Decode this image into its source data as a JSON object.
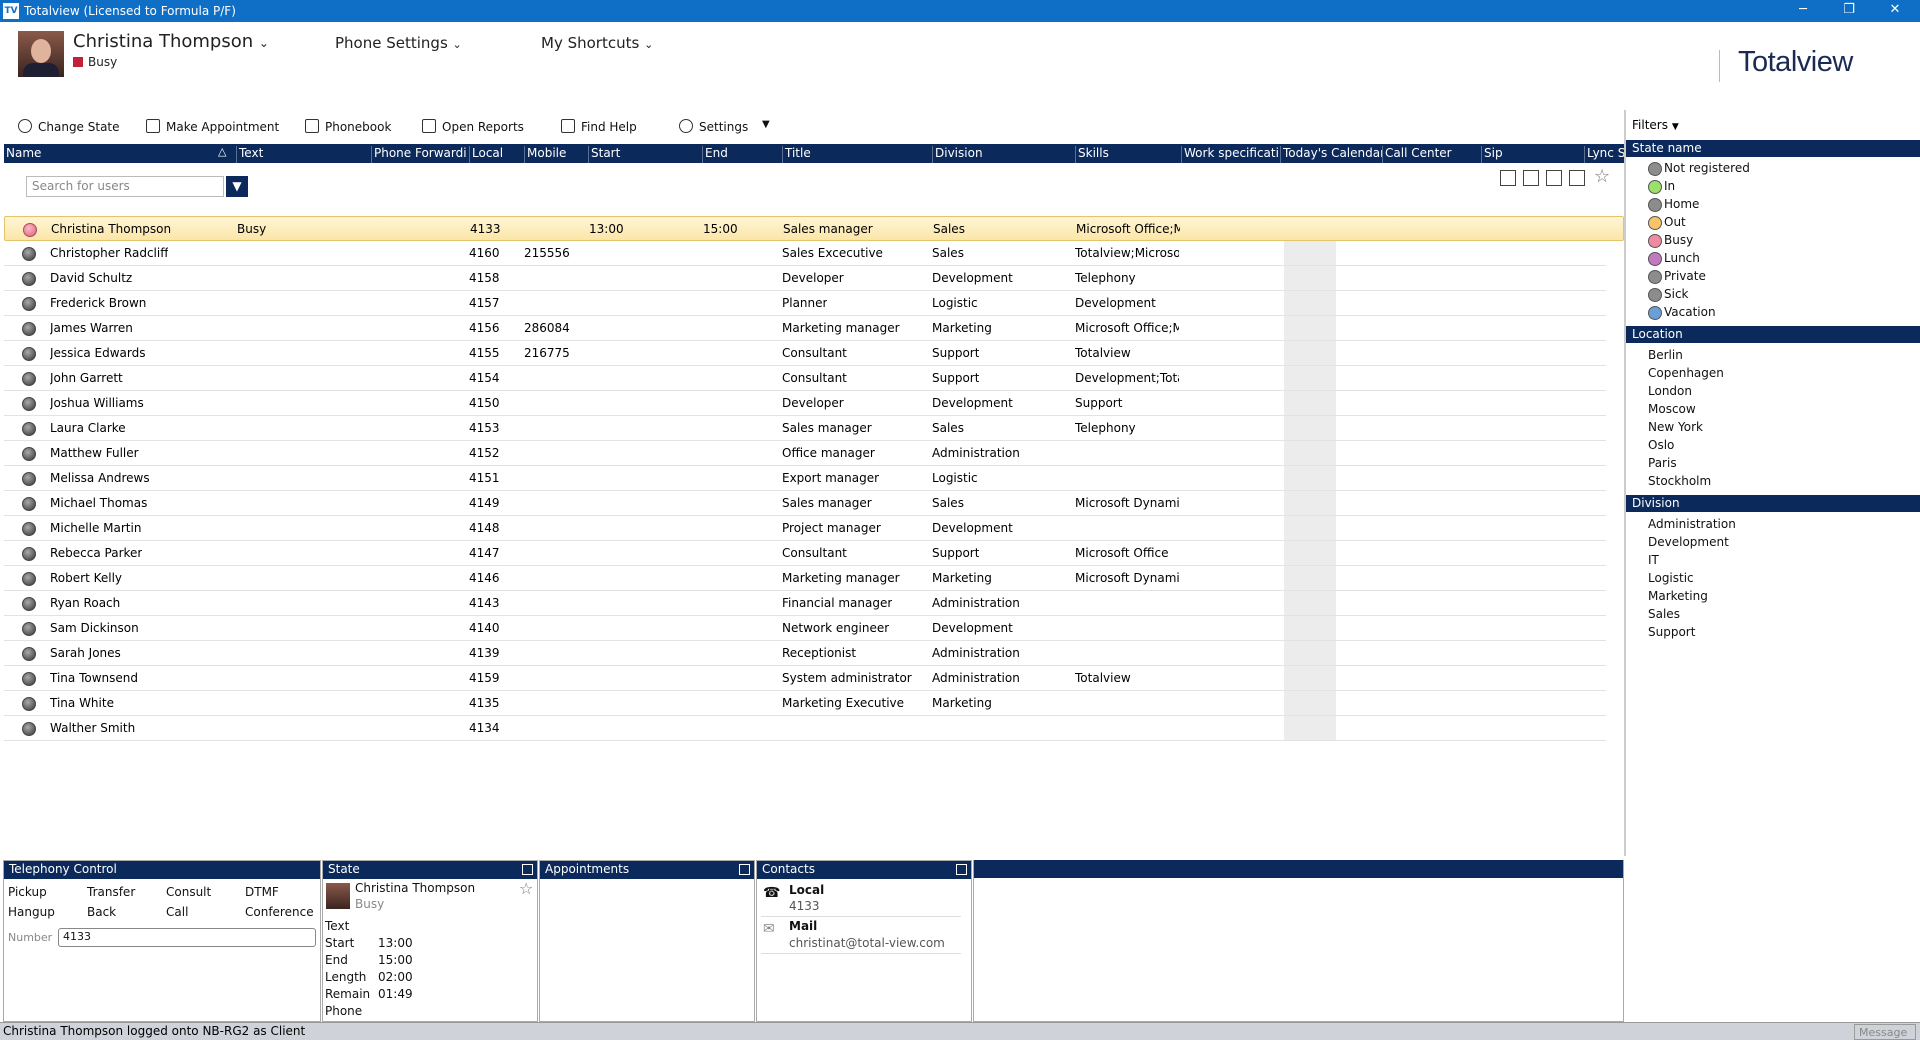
{
  "window": {
    "title": "Totalview  (Licensed to Formula P/F)",
    "logo": "TV",
    "min": "─",
    "restore": "❐",
    "close": "✕"
  },
  "header": {
    "user_name": "Christina Thompson",
    "user_state": "Busy",
    "phone_settings": "Phone Settings",
    "my_shortcuts": "My Shortcuts",
    "brand": "Totalview",
    "dropdown_glyph": "⌄"
  },
  "toolbar": {
    "change_state": "Change State",
    "make_appointment": "Make Appointment",
    "phonebook": "Phonebook",
    "open_reports": "Open Reports",
    "find_help": "Find Help",
    "settings": "Settings",
    "more": "▼"
  },
  "columns": [
    "Name",
    "Text",
    "Phone Forwardi",
    "Local",
    "Mobile",
    "Start",
    "End",
    "Title",
    "Division",
    "Skills",
    "Work specificati",
    "Today's Calendar",
    "Call Center",
    "Sip",
    "Lync St"
  ],
  "search": {
    "placeholder": "Search for users"
  },
  "rows": [
    {
      "name": "Christina Thompson",
      "text": "Busy",
      "local": "4133",
      "mobile": "",
      "start": "13:00",
      "end": "15:00",
      "title": "Sales manager",
      "division": "Sales",
      "skills": "Microsoft Office;M"
    },
    {
      "name": "Christopher Radcliff",
      "text": "",
      "local": "4160",
      "mobile": "215556",
      "start": "",
      "end": "",
      "title": "Sales Excecutive",
      "division": "Sales",
      "skills": "Totalview;Microsof"
    },
    {
      "name": "David Schultz",
      "text": "",
      "local": "4158",
      "mobile": "",
      "start": "",
      "end": "",
      "title": "Developer",
      "division": "Development",
      "skills": "Telephony"
    },
    {
      "name": "Frederick Brown",
      "text": "",
      "local": "4157",
      "mobile": "",
      "start": "",
      "end": "",
      "title": "Planner",
      "division": "Logistic",
      "skills": "Development"
    },
    {
      "name": "James Warren",
      "text": "",
      "local": "4156",
      "mobile": "286084",
      "start": "",
      "end": "",
      "title": "Marketing manager",
      "division": "Marketing",
      "skills": "Microsoft Office;M"
    },
    {
      "name": "Jessica Edwards",
      "text": "",
      "local": "4155",
      "mobile": "216775",
      "start": "",
      "end": "",
      "title": "Consultant",
      "division": "Support",
      "skills": "Totalview"
    },
    {
      "name": "John Garrett",
      "text": "",
      "local": "4154",
      "mobile": "",
      "start": "",
      "end": "",
      "title": "Consultant",
      "division": "Support",
      "skills": "Development;Total"
    },
    {
      "name": "Joshua Williams",
      "text": "",
      "local": "4150",
      "mobile": "",
      "start": "",
      "end": "",
      "title": "Developer",
      "division": "Development",
      "skills": "Support"
    },
    {
      "name": "Laura Clarke",
      "text": "",
      "local": "4153",
      "mobile": "",
      "start": "",
      "end": "",
      "title": "Sales manager",
      "division": "Sales",
      "skills": "Telephony"
    },
    {
      "name": "Matthew Fuller",
      "text": "",
      "local": "4152",
      "mobile": "",
      "start": "",
      "end": "",
      "title": "Office manager",
      "division": "Administration",
      "skills": ""
    },
    {
      "name": "Melissa Andrews",
      "text": "",
      "local": "4151",
      "mobile": "",
      "start": "",
      "end": "",
      "title": "Export manager",
      "division": "Logistic",
      "skills": ""
    },
    {
      "name": "Michael Thomas",
      "text": "",
      "local": "4149",
      "mobile": "",
      "start": "",
      "end": "",
      "title": "Sales manager",
      "division": "Sales",
      "skills": "Microsoft Dynamic"
    },
    {
      "name": "Michelle Martin",
      "text": "",
      "local": "4148",
      "mobile": "",
      "start": "",
      "end": "",
      "title": "Project manager",
      "division": "Development",
      "skills": ""
    },
    {
      "name": "Rebecca Parker",
      "text": "",
      "local": "4147",
      "mobile": "",
      "start": "",
      "end": "",
      "title": "Consultant",
      "division": "Support",
      "skills": "Microsoft Office"
    },
    {
      "name": "Robert Kelly",
      "text": "",
      "local": "4146",
      "mobile": "",
      "start": "",
      "end": "",
      "title": "Marketing manager",
      "division": "Marketing",
      "skills": "Microsoft Dynamic"
    },
    {
      "name": "Ryan Roach",
      "text": "",
      "local": "4143",
      "mobile": "",
      "start": "",
      "end": "",
      "title": "Financial manager",
      "division": "Administration",
      "skills": ""
    },
    {
      "name": "Sam Dickinson",
      "text": "",
      "local": "4140",
      "mobile": "",
      "start": "",
      "end": "",
      "title": "Network engineer",
      "division": "Development",
      "skills": ""
    },
    {
      "name": "Sarah Jones",
      "text": "",
      "local": "4139",
      "mobile": "",
      "start": "",
      "end": "",
      "title": "Receptionist",
      "division": "Administration",
      "skills": ""
    },
    {
      "name": "Tina Townsend",
      "text": "",
      "local": "4159",
      "mobile": "",
      "start": "",
      "end": "",
      "title": "System administrator",
      "division": "Administration",
      "skills": "Totalview"
    },
    {
      "name": "Tina White",
      "text": "",
      "local": "4135",
      "mobile": "",
      "start": "",
      "end": "",
      "title": "Marketing Executive",
      "division": "Marketing",
      "skills": ""
    },
    {
      "name": "Walther Smith",
      "text": "",
      "local": "4134",
      "mobile": "",
      "start": "",
      "end": "",
      "title": "",
      "division": "",
      "skills": ""
    }
  ],
  "filters": {
    "label": "Filters",
    "state_header": "State name",
    "states": [
      {
        "label": "Not registered",
        "color": "#8c8c8c"
      },
      {
        "label": "In",
        "color": "#9be06a"
      },
      {
        "label": "Home",
        "color": "#8c8c8c"
      },
      {
        "label": "Out",
        "color": "#f7c46a"
      },
      {
        "label": "Busy",
        "color": "#f08aa0"
      },
      {
        "label": "Lunch",
        "color": "#c07ac0"
      },
      {
        "label": "Private",
        "color": "#8c8c8c"
      },
      {
        "label": "Sick",
        "color": "#8c8c8c"
      },
      {
        "label": "Vacation",
        "color": "#6aa0d8"
      }
    ],
    "location_header": "Location",
    "locations": [
      "Berlin",
      "Copenhagen",
      "London",
      "Moscow",
      "New York",
      "Oslo",
      "Paris",
      "Stockholm"
    ],
    "division_header": "Division",
    "divisions": [
      "Administration",
      "Development",
      "IT",
      "Logistic",
      "Marketing",
      "Sales",
      "Support"
    ]
  },
  "telephony": {
    "header": "Telephony Control",
    "pickup": "Pickup",
    "transfer": "Transfer",
    "consult": "Consult",
    "dtmf": "DTMF",
    "hangup": "Hangup",
    "back": "Back",
    "call": "Call",
    "conference": "Conference",
    "number_label": "Number",
    "number_value": "4133"
  },
  "state_pane": {
    "header": "State",
    "name": "Christina Thompson",
    "state": "Busy",
    "text_label": "Text",
    "start_label": "Start",
    "start": "13:00",
    "end_label": "End",
    "end": "15:00",
    "length_label": "Length",
    "length": "02:00",
    "remain_label": "Remain",
    "remain": "01:49",
    "phone_label": "Phone"
  },
  "appointments": {
    "header": "Appointments"
  },
  "contacts": {
    "header": "Contacts",
    "local_label": "Local",
    "local_value": "4133",
    "mail_label": "Mail",
    "mail_value": "christinat@total-view.com"
  },
  "status": {
    "text": "Christina Thompson logged onto NB-RG2 as Client",
    "message_label": "Message"
  },
  "colors": {
    "accent": "#0f6fc6",
    "header_navy": "#0b2a5b",
    "busy": "#c3203a",
    "selected_row": "#fbe6a8"
  }
}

* _Task directions_
Search the lines above for the string "Totalview", then show every one that has it.

* _Solution to the exercise_
    "title": "Totalview  (Licensed to Formula P/F)",
    "brand": "Totalview",
      "skills": "Totalview;Microsof"
      "skills": "Totalview"
      "skills": "Totalview"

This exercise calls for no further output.